Saved entries:
* begin *
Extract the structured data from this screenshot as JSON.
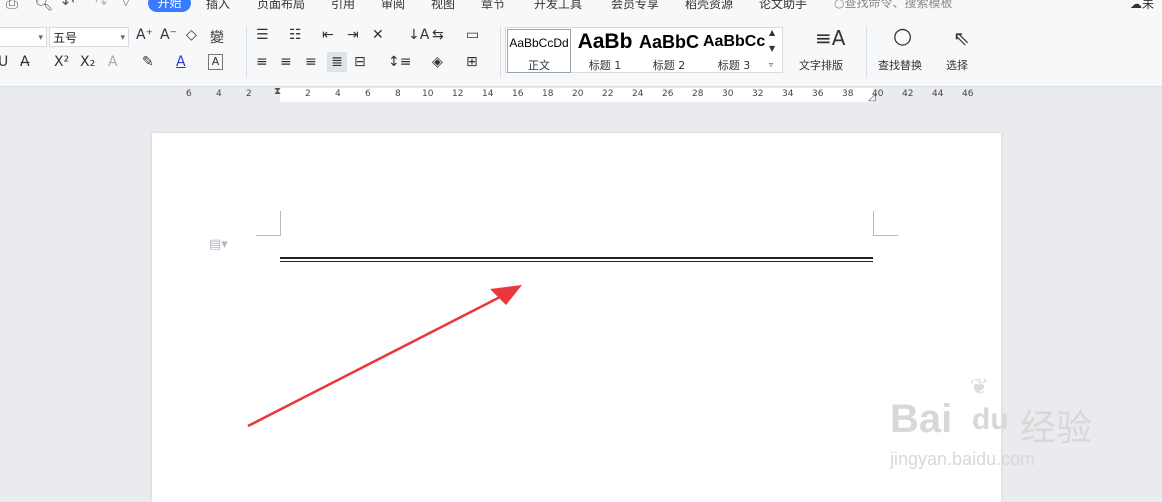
{
  "menu": {
    "tabs": [
      "开始",
      "插入",
      "页面布局",
      "引用",
      "审阅",
      "视图",
      "章节",
      "开发工具",
      "会员专享",
      "稻壳资源",
      "论文助手"
    ],
    "search_placeholder": "查找命令、搜索模板",
    "right_text": "未"
  },
  "font": {
    "size_value": "五号"
  },
  "styles": [
    {
      "sample": "AaBbCcDd",
      "label": "正文"
    },
    {
      "sample": "AaBb",
      "label": "标题 1"
    },
    {
      "sample": "AaBbC",
      "label": "标题 2"
    },
    {
      "sample": "AaBbCc",
      "label": "标题 3"
    }
  ],
  "ribbon_buttons": {
    "text_layout": "文字排版",
    "find_replace": "查找替换",
    "select": "选择"
  },
  "ruler_ticks": [
    "6",
    "4",
    "2",
    "2",
    "4",
    "6",
    "8",
    "10",
    "12",
    "14",
    "16",
    "18",
    "20",
    "22",
    "24",
    "26",
    "28",
    "30",
    "32",
    "34",
    "36",
    "38",
    "40",
    "42",
    "44",
    "46"
  ],
  "watermark": {
    "brand": "Bai",
    "brand2": "du",
    "brand_cn": "经验",
    "url": "jingyan.baidu.com"
  },
  "colors": {
    "accent": "#3a7afe",
    "arrow": "#e8383d"
  }
}
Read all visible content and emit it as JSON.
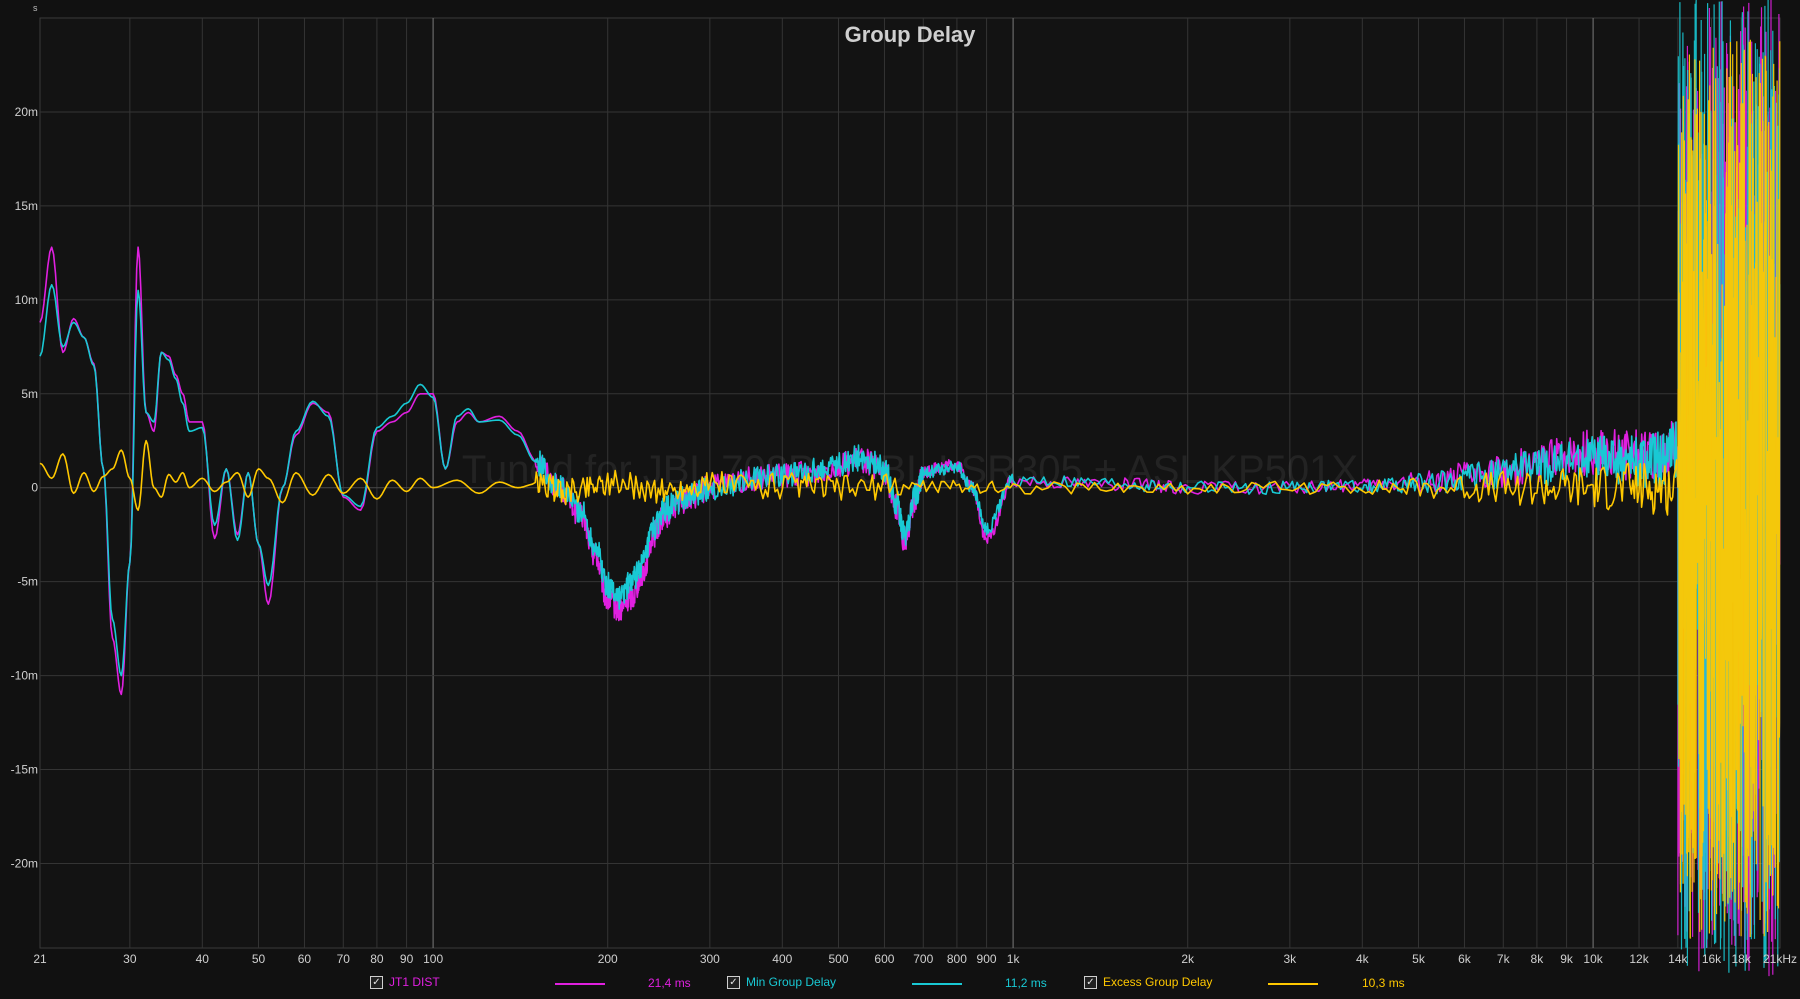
{
  "chart_data": {
    "type": "line",
    "title": "Group Delay",
    "watermark": "Tuned for JBL 708P + JBL LSR305 + ASL KP501X",
    "ylabel": "s",
    "xlabel": "",
    "x_scale": "log",
    "xlim": [
      21,
      21000
    ],
    "ylim": [
      -0.0245,
      0.025
    ],
    "grid": true,
    "x_ticks": [
      {
        "v": 21,
        "label": "21"
      },
      {
        "v": 30,
        "label": "30"
      },
      {
        "v": 40,
        "label": "40"
      },
      {
        "v": 50,
        "label": "50"
      },
      {
        "v": 60,
        "label": "60"
      },
      {
        "v": 70,
        "label": "70"
      },
      {
        "v": 80,
        "label": "80"
      },
      {
        "v": 90,
        "label": "90"
      },
      {
        "v": 100,
        "label": "100"
      },
      {
        "v": 200,
        "label": "200"
      },
      {
        "v": 300,
        "label": "300"
      },
      {
        "v": 400,
        "label": "400"
      },
      {
        "v": 500,
        "label": "500"
      },
      {
        "v": 600,
        "label": "600"
      },
      {
        "v": 700,
        "label": "700"
      },
      {
        "v": 800,
        "label": "800"
      },
      {
        "v": 900,
        "label": "900"
      },
      {
        "v": 1000,
        "label": "1k"
      },
      {
        "v": 2000,
        "label": "2k"
      },
      {
        "v": 3000,
        "label": "3k"
      },
      {
        "v": 4000,
        "label": "4k"
      },
      {
        "v": 5000,
        "label": "5k"
      },
      {
        "v": 6000,
        "label": "6k"
      },
      {
        "v": 7000,
        "label": "7k"
      },
      {
        "v": 8000,
        "label": "8k"
      },
      {
        "v": 9000,
        "label": "9k"
      },
      {
        "v": 10000,
        "label": "10k"
      },
      {
        "v": 12000,
        "label": "12k"
      },
      {
        "v": 14000,
        "label": "14k"
      },
      {
        "v": 16000,
        "label": "16k"
      },
      {
        "v": 18000,
        "label": "18k"
      },
      {
        "v": 21000,
        "label": "21kHz"
      }
    ],
    "major_x": [
      100,
      1000,
      10000
    ],
    "y_ticks": [
      {
        "v": 0.02,
        "label": "20m"
      },
      {
        "v": 0.015,
        "label": "15m"
      },
      {
        "v": 0.01,
        "label": "10m"
      },
      {
        "v": 0.005,
        "label": "5m"
      },
      {
        "v": 0,
        "label": "0"
      },
      {
        "v": -0.005,
        "label": "-5m"
      },
      {
        "v": -0.01,
        "label": "-10m"
      },
      {
        "v": -0.015,
        "label": "-15m"
      },
      {
        "v": -0.02,
        "label": "-20m"
      }
    ],
    "series": [
      {
        "name": "JT1 DIST",
        "color": "#e020e0",
        "legend_value": "21,4 ms",
        "x": [
          21,
          22,
          23,
          24,
          25,
          26,
          27,
          28,
          29,
          30,
          31,
          32,
          33,
          34,
          35,
          36,
          37,
          38,
          40,
          42,
          44,
          46,
          48,
          50,
          52,
          55,
          58,
          62,
          66,
          70,
          75,
          80,
          85,
          90,
          95,
          100,
          105,
          110,
          115,
          120,
          130,
          140,
          150,
          165,
          180,
          190,
          200,
          210,
          220,
          230,
          240,
          250,
          265,
          280,
          300,
          350,
          400,
          450,
          500,
          550,
          600,
          630,
          650,
          680,
          700,
          750,
          800,
          850,
          900,
          1000,
          1500,
          2000,
          3000,
          4000,
          5000,
          6000,
          7000,
          8000,
          9000,
          10000,
          11000,
          12000,
          13000,
          14000
        ],
        "y": [
          0.0088,
          0.0128,
          0.0072,
          0.009,
          0.008,
          0.0066,
          0.001,
          -0.008,
          -0.011,
          -0.004,
          0.0128,
          0.004,
          0.003,
          0.0072,
          0.007,
          0.006,
          0.005,
          0.0035,
          0.0035,
          -0.0027,
          0.001,
          -0.0025,
          0.0008,
          -0.003,
          -0.0062,
          0.0,
          0.0028,
          0.0045,
          0.004,
          -0.0005,
          -0.0012,
          0.003,
          0.0035,
          0.004,
          0.005,
          0.005,
          0.001,
          0.0035,
          0.004,
          0.0035,
          0.0038,
          0.003,
          0.0015,
          0.0,
          -0.0015,
          -0.0035,
          -0.006,
          -0.0065,
          -0.0058,
          -0.0045,
          -0.0025,
          -0.0015,
          -0.0008,
          -0.0005,
          0.0,
          0.0004,
          0.0006,
          0.0008,
          0.0012,
          0.0015,
          0.0008,
          -0.001,
          -0.0028,
          -0.0005,
          0.0008,
          0.0011,
          0.0012,
          0.0,
          -0.0028,
          0.0004,
          0.0002,
          0.0,
          0.0,
          0.0001,
          0.0003,
          0.0006,
          0.0009,
          0.0013,
          0.0017,
          0.0019,
          0.0018,
          0.0017,
          0.0018,
          0.0022
        ]
      },
      {
        "name": "Min Group Delay",
        "color": "#19c9d4",
        "legend_value": "11,2 ms",
        "x": [
          21,
          22,
          23,
          24,
          25,
          26,
          27,
          28,
          29,
          30,
          31,
          32,
          33,
          34,
          35,
          36,
          37,
          38,
          40,
          42,
          44,
          46,
          48,
          50,
          52,
          55,
          58,
          62,
          66,
          70,
          75,
          80,
          85,
          90,
          95,
          100,
          105,
          110,
          115,
          120,
          130,
          140,
          150,
          165,
          180,
          190,
          200,
          210,
          220,
          230,
          240,
          250,
          265,
          280,
          300,
          350,
          400,
          450,
          500,
          550,
          600,
          630,
          650,
          680,
          700,
          750,
          800,
          850,
          900,
          1000,
          1500,
          2000,
          3000,
          4000,
          5000,
          6000,
          7000,
          8000,
          9000,
          10000,
          11000,
          12000,
          13000,
          14000
        ],
        "y": [
          0.007,
          0.0108,
          0.0075,
          0.0088,
          0.008,
          0.0065,
          0.001,
          -0.007,
          -0.01,
          -0.004,
          0.0105,
          0.004,
          0.0035,
          0.0072,
          0.0068,
          0.0058,
          0.0045,
          0.003,
          0.0032,
          -0.002,
          0.001,
          -0.0028,
          0.0008,
          -0.003,
          -0.0052,
          0.0,
          0.003,
          0.0046,
          0.0038,
          -0.0004,
          -0.001,
          0.0032,
          0.0038,
          0.0045,
          0.0055,
          0.0048,
          0.001,
          0.0038,
          0.0042,
          0.0035,
          0.0036,
          0.0028,
          0.0014,
          0.0,
          -0.0012,
          -0.003,
          -0.0052,
          -0.0058,
          -0.005,
          -0.004,
          -0.0022,
          -0.0012,
          -0.0007,
          -0.0004,
          0.0,
          0.0004,
          0.0006,
          0.0009,
          0.0013,
          0.0016,
          0.001,
          -0.0008,
          -0.0025,
          -0.0004,
          0.0007,
          0.001,
          0.0011,
          0.0,
          -0.0022,
          0.0004,
          0.0002,
          0.0,
          0.0,
          0.0001,
          0.0002,
          0.0005,
          0.0008,
          0.0011,
          0.0014,
          0.0016,
          0.0015,
          0.0014,
          0.0015,
          0.002
        ]
      },
      {
        "name": "Excess Group Delay",
        "color": "#ffc800",
        "legend_value": "10,3 ms",
        "x": [
          21,
          22,
          23,
          24,
          25,
          26,
          27,
          28,
          29,
          30,
          31,
          32,
          33,
          34,
          35,
          36,
          37,
          38,
          40,
          42,
          44,
          46,
          48,
          50,
          52,
          55,
          58,
          62,
          66,
          70,
          75,
          80,
          85,
          90,
          95,
          100,
          110,
          120,
          130,
          140,
          150,
          170,
          200,
          250,
          300,
          400,
          500,
          700,
          1000,
          2000,
          4000,
          6000,
          8000,
          10000,
          12000,
          14000
        ],
        "y": [
          0.0013,
          0.0005,
          0.0018,
          -0.0003,
          0.0008,
          -0.0002,
          0.0006,
          0.001,
          0.002,
          0.0005,
          -0.0012,
          0.0025,
          0.0,
          -0.0005,
          0.0007,
          0.0003,
          0.0008,
          0.0,
          0.0005,
          -0.0002,
          0.0003,
          0.0008,
          -0.0005,
          0.001,
          0.0005,
          -0.0008,
          0.0008,
          -0.0004,
          0.0007,
          -0.0003,
          0.0005,
          -0.0006,
          0.0004,
          -0.0002,
          0.0005,
          0.0,
          0.0004,
          -0.0003,
          0.0003,
          0.0,
          0.0002,
          -0.0002,
          0.0003,
          -0.0002,
          0.0002,
          0.0001,
          0.0,
          0.0001,
          0.0,
          0.0,
          0.0,
          0.0,
          0.0,
          0.0,
          0.0,
          0.0
        ]
      }
    ]
  },
  "legend": [
    {
      "label": "JT1 DIST",
      "value": "21,4 ms",
      "color": "#e020e0",
      "check": "✓"
    },
    {
      "label": "Min Group Delay",
      "value": "11,2 ms",
      "color": "#19c9d4",
      "check": "✓"
    },
    {
      "label": "Excess Group Delay",
      "value": "10,3 ms",
      "color": "#ffc800",
      "check": "✓"
    }
  ]
}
* end *
Which lines contain "name"? Copy each of them out.

        "name": "JT1 DIST",
        "name": "Min Group Delay",
        "name": "Excess Group Delay",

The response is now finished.